++++ Entries provided ++++

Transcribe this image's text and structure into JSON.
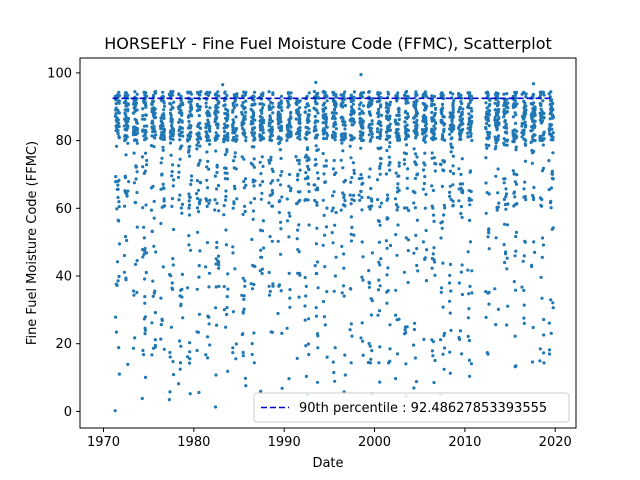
{
  "chart_data": {
    "type": "scatter",
    "title": "HORSEFLY - Fine Fuel Moisture Code (FFMC), Scatterplot",
    "xlabel": "Date",
    "ylabel": "Fine Fuel Moisture Code (FFMC)",
    "xlim": [
      1967.4,
      2022.3
    ],
    "ylim": [
      -4.9,
      104.4
    ],
    "xticks": [
      1970,
      1980,
      1990,
      2000,
      2010,
      2020
    ],
    "yticks": [
      0,
      20,
      40,
      60,
      80,
      100
    ],
    "grid": false,
    "legend_position": "bottom-right",
    "point_color": "#1f77b4",
    "years_with_data": [
      1971,
      1972,
      1973,
      1974,
      1975,
      1976,
      1977,
      1978,
      1979,
      1980,
      1981,
      1982,
      1983,
      1984,
      1985,
      1986,
      1987,
      1988,
      1989,
      1990,
      1991,
      1992,
      1993,
      1994,
      1995,
      1996,
      1997,
      1998,
      1999,
      2000,
      2001,
      2002,
      2003,
      2004,
      2005,
      2006,
      2007,
      2008,
      2009,
      2010,
      2012,
      2013,
      2014,
      2015,
      2016,
      2017,
      2018,
      2019
    ],
    "fire_season": {
      "start": 0.3,
      "end": 0.78
    },
    "series": [
      {
        "name": "",
        "kind": "scatter",
        "notable_points": [
          {
            "x": 1971.3,
            "y": 0.2
          },
          {
            "x": 1974.3,
            "y": 3.8
          },
          {
            "x": 1977.3,
            "y": 3.5
          },
          {
            "x": 1982.4,
            "y": 1.3
          },
          {
            "x": 1983.2,
            "y": 96.5
          },
          {
            "x": 1993.5,
            "y": 97.2
          },
          {
            "x": 1998.5,
            "y": 99.5
          },
          {
            "x": 2003.5,
            "y": 4.5
          },
          {
            "x": 2004.4,
            "y": 2.5
          },
          {
            "x": 2017.6,
            "y": 96.8
          }
        ]
      },
      {
        "name": "90th percentile : 92.48627853393555",
        "kind": "hline",
        "y": 92.48627853393555,
        "x_range": [
          1971.0,
          2019.5
        ],
        "color": "#0000cc",
        "style": "dashed"
      }
    ]
  }
}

++++

▸ The problem: Reproduce each line from the records that contains the word "Fine".

▸ Answer to the problem:
    "title": "HORSEFLY - Fine Fuel Moisture Code (FFMC), Scatterplot",
    "ylabel": "Fine Fuel Moisture Code (FFMC)",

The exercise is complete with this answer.